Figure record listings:
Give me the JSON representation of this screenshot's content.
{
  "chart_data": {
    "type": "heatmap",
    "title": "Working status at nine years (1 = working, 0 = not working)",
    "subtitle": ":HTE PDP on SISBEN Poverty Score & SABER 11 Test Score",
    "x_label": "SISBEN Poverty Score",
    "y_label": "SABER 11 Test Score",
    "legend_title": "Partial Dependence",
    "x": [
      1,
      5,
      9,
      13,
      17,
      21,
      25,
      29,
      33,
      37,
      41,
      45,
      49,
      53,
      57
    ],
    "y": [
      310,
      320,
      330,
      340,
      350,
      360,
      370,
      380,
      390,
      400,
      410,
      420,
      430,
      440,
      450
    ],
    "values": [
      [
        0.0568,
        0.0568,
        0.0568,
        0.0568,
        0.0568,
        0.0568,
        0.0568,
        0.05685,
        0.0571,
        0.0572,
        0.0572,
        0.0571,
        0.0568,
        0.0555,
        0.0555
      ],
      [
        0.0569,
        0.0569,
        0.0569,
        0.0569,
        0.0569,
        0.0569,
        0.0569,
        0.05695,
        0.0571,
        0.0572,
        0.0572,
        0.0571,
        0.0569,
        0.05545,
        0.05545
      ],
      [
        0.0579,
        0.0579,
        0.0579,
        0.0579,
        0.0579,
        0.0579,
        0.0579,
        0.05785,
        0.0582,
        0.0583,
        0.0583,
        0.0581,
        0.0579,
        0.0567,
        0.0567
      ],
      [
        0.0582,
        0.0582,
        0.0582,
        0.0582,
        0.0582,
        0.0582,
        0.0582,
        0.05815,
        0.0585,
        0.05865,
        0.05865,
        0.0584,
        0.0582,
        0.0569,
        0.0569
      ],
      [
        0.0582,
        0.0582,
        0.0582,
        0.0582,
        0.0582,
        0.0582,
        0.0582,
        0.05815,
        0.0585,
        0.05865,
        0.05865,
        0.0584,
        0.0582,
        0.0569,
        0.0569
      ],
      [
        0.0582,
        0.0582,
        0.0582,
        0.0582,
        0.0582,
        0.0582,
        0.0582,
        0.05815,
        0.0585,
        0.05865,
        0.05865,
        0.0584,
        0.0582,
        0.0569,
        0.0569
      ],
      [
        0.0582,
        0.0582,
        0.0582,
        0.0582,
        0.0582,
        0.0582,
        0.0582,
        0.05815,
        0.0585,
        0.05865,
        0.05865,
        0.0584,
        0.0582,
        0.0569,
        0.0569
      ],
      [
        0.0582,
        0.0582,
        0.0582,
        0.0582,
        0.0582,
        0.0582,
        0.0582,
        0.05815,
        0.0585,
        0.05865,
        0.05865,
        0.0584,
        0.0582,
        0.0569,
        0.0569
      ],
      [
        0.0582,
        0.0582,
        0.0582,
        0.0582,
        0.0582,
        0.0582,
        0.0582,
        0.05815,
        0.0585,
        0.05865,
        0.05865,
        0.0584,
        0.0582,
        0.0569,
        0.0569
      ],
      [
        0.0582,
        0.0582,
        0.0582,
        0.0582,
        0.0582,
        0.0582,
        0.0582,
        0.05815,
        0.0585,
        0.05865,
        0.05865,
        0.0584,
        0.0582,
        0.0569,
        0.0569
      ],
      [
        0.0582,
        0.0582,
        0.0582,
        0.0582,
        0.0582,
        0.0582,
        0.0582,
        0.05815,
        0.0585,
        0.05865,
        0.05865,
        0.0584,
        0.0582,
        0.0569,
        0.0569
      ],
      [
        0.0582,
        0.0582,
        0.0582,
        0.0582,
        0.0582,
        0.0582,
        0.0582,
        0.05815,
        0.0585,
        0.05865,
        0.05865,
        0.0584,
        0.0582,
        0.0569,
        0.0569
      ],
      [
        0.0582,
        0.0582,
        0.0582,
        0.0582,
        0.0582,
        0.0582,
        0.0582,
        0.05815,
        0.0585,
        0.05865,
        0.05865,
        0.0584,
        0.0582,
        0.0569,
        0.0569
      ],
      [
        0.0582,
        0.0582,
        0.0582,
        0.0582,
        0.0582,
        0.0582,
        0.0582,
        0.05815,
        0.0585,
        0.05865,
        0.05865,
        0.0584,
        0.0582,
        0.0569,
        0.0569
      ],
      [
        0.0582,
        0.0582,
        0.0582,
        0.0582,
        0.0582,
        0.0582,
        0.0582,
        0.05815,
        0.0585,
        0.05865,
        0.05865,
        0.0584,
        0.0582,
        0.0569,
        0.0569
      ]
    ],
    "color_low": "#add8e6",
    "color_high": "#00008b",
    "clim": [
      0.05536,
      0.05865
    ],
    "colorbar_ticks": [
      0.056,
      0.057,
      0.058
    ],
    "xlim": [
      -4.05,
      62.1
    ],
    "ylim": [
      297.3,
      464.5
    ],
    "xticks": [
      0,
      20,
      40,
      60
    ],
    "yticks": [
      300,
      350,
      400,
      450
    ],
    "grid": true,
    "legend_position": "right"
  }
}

## DIRECTIONS
Locate the word "SABER" in the entries, and copy every line where it is found.

## ANSWER FOR THE TASK
    "subtitle": ":HTE PDP on SISBEN Poverty Score & SABER 11 Test Score",
    "y_label": "SABER 11 Test Score",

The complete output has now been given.